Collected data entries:
····················

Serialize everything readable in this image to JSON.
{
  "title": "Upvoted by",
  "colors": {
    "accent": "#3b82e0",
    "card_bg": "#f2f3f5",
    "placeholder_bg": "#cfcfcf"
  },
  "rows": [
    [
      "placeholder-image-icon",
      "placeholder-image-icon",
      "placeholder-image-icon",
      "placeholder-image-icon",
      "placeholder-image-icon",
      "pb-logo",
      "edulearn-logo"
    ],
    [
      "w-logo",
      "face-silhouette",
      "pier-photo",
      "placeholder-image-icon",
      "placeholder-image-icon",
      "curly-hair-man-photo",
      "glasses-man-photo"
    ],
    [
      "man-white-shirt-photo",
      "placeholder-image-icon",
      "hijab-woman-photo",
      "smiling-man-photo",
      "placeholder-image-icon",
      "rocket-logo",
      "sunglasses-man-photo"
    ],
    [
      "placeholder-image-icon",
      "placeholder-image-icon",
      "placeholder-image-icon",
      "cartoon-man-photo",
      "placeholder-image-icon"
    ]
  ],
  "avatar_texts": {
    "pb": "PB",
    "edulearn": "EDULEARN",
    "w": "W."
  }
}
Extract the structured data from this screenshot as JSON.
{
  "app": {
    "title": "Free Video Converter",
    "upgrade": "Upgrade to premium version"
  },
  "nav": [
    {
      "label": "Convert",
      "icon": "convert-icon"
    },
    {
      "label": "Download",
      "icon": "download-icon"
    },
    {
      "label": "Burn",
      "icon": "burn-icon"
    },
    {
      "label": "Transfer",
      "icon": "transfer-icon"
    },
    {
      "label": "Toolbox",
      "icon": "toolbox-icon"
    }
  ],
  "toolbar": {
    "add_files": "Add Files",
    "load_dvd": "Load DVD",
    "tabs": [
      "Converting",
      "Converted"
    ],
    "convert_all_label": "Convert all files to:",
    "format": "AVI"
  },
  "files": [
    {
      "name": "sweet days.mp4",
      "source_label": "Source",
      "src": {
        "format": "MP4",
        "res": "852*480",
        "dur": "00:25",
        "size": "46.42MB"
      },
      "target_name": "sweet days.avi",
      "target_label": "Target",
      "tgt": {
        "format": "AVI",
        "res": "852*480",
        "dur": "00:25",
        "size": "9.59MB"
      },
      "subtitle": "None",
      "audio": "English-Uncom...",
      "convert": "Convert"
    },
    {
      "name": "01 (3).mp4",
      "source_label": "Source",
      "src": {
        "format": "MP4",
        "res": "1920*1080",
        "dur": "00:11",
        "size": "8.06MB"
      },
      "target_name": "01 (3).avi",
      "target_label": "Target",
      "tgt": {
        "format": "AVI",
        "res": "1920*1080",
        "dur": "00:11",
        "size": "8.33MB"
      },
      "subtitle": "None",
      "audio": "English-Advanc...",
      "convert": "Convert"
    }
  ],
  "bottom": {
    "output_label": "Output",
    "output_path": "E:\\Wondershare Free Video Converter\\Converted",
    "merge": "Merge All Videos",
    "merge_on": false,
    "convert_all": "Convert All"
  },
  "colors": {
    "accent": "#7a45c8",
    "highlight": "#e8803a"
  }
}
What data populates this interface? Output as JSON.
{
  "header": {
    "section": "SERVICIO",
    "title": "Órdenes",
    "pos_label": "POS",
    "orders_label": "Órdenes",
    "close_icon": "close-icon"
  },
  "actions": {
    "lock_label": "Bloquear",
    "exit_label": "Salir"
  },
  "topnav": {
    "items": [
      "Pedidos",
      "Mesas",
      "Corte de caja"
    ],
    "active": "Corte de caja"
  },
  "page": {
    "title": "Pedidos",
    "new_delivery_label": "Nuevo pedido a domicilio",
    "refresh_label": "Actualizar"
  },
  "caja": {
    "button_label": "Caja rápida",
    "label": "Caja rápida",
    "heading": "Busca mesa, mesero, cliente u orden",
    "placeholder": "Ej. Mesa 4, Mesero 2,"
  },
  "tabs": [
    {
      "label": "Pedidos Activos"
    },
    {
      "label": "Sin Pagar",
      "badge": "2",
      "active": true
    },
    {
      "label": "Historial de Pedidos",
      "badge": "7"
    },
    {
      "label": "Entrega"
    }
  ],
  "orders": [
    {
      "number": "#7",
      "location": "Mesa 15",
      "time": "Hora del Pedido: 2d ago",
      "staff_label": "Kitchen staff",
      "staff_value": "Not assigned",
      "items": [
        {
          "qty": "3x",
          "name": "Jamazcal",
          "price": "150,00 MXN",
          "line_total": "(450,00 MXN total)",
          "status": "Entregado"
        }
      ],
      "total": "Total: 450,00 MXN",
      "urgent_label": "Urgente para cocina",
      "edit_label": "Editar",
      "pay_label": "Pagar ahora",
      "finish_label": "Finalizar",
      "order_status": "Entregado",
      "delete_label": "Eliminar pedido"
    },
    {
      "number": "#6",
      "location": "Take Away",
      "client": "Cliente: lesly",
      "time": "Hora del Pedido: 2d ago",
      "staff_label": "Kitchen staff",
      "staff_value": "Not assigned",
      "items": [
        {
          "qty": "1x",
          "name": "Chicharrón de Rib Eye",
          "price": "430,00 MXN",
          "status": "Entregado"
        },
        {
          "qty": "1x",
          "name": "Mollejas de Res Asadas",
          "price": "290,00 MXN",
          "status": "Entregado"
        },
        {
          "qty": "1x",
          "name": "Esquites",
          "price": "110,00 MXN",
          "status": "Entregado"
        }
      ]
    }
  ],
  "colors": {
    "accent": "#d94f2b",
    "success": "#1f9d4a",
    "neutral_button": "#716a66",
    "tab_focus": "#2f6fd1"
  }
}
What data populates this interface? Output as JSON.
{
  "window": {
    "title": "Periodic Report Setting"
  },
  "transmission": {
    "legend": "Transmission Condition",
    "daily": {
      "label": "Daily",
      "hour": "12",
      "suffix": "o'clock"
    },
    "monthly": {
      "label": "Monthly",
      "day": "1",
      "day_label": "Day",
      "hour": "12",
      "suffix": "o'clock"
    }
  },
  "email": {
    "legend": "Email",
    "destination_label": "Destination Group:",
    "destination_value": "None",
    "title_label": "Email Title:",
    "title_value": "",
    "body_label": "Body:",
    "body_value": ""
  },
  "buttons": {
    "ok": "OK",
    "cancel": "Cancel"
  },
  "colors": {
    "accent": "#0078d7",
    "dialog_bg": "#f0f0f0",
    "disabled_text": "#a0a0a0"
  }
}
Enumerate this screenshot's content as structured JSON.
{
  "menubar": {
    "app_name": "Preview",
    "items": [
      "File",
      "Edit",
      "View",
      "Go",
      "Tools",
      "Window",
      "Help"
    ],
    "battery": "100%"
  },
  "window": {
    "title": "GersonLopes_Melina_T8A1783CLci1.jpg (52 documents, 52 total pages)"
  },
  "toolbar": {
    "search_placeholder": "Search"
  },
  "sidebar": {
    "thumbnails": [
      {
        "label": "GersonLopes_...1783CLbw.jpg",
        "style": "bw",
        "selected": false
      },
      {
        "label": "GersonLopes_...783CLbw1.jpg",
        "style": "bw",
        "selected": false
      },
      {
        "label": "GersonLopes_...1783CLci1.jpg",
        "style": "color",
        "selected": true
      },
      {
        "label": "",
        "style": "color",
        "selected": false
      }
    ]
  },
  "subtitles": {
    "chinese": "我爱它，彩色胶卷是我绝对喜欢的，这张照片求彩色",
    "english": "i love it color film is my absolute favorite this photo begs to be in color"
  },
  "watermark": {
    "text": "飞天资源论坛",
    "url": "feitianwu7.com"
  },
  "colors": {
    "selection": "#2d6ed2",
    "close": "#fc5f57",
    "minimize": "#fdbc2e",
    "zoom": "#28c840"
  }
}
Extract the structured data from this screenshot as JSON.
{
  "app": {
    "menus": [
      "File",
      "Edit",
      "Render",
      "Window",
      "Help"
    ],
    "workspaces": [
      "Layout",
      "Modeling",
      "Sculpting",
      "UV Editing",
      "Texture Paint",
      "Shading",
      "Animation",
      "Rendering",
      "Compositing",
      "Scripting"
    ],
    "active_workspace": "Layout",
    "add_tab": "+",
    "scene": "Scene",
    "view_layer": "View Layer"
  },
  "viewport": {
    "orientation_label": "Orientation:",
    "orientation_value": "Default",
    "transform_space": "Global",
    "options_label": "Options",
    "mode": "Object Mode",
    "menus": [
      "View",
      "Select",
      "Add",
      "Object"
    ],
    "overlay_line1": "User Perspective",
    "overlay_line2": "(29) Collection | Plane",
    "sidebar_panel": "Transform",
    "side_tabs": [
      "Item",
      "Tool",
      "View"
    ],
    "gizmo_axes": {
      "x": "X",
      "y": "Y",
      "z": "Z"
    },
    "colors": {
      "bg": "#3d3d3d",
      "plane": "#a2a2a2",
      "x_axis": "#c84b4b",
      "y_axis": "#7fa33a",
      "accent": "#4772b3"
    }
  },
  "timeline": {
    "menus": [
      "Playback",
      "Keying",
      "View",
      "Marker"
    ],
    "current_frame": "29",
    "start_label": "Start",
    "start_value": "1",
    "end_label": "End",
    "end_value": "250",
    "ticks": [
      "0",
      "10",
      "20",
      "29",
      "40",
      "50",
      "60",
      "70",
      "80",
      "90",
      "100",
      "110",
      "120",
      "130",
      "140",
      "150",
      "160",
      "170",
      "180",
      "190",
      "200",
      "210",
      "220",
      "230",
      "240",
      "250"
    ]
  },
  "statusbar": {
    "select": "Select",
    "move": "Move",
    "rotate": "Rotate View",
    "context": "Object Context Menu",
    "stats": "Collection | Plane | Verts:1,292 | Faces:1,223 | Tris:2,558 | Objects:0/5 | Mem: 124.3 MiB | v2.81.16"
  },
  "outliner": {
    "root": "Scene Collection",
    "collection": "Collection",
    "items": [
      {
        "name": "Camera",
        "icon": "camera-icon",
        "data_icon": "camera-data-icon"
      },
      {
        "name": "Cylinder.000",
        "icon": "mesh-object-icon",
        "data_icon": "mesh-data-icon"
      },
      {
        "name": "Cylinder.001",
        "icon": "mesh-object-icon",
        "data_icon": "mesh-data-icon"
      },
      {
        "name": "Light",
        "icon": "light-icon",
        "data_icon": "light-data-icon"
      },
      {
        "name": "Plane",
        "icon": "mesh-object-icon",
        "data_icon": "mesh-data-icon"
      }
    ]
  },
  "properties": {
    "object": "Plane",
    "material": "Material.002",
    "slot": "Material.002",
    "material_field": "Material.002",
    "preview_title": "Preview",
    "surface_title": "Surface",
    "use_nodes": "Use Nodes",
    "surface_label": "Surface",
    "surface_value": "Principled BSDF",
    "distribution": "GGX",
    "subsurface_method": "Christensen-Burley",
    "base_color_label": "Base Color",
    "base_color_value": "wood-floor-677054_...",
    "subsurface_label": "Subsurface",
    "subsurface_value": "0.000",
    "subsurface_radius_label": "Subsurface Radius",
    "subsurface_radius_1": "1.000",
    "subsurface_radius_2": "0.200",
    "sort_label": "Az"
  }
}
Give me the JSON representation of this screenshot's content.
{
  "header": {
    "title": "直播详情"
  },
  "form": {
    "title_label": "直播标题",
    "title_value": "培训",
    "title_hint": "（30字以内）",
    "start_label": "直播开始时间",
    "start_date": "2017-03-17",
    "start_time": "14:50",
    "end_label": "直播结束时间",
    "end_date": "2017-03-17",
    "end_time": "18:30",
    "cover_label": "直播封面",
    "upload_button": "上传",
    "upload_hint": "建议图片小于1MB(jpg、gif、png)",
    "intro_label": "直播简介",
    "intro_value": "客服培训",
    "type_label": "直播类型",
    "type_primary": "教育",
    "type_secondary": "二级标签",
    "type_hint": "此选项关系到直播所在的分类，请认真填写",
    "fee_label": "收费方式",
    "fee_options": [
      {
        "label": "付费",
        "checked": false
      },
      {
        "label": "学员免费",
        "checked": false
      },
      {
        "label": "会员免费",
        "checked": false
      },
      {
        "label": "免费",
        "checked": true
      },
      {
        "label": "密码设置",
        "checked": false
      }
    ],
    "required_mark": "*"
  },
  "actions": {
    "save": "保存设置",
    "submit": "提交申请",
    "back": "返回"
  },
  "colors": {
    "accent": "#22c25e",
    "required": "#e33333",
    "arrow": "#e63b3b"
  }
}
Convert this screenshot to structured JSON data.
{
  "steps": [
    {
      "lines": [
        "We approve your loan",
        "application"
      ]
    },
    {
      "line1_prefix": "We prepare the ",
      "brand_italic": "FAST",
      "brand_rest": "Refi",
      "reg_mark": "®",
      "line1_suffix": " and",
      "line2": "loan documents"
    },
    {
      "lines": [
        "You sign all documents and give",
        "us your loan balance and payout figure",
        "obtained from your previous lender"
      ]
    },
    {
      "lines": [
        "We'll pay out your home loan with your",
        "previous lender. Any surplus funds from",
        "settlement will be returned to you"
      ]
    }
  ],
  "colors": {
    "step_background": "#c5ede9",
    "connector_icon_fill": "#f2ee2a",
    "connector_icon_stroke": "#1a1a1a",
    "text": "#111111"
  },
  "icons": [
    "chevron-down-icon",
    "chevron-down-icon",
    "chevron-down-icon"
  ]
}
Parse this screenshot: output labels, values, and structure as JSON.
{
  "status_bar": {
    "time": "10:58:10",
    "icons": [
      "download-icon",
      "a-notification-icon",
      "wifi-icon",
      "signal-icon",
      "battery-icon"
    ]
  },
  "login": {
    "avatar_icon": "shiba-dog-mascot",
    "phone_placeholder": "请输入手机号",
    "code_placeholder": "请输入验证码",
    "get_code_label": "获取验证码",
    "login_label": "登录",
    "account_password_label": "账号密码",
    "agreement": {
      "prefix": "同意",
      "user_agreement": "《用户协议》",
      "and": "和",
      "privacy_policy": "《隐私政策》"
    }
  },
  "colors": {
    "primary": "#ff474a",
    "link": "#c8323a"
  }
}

····················

Given task:
Identify each line holding the string "your", and copy it out.

Correct result:
        "We approve your loan",
        "us your loan balance and payout figure",
        "obtained from your previous lender"
        "We'll pay out your home loan with your",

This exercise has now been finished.